◆ **Required task**
Pick out every line of the entries below where "charges" occurs, and copy those lines.

Records that describe figures:
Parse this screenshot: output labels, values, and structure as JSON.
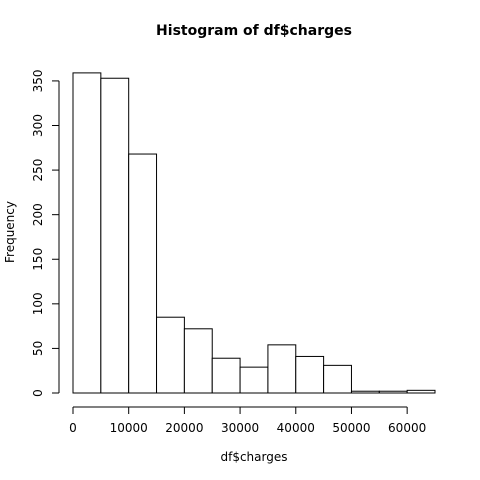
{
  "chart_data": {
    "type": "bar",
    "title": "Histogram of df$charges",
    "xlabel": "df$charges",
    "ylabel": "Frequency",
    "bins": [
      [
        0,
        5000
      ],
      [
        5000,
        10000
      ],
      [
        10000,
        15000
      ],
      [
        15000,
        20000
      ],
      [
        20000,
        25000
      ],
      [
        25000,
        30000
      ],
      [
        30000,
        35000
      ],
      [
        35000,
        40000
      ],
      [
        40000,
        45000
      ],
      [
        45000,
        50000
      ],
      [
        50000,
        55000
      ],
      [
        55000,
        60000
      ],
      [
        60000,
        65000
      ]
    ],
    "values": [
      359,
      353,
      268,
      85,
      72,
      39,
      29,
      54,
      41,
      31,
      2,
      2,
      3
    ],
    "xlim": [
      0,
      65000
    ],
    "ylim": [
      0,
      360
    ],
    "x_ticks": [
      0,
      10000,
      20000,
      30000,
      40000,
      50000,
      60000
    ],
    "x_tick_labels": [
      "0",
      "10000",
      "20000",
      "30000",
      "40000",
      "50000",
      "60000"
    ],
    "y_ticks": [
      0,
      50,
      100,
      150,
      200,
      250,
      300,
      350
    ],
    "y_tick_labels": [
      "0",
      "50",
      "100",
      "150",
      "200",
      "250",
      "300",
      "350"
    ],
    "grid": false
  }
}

◆ **Finished answer**
    "title": "Histogram of df$charges",
    "xlabel": "df$charges",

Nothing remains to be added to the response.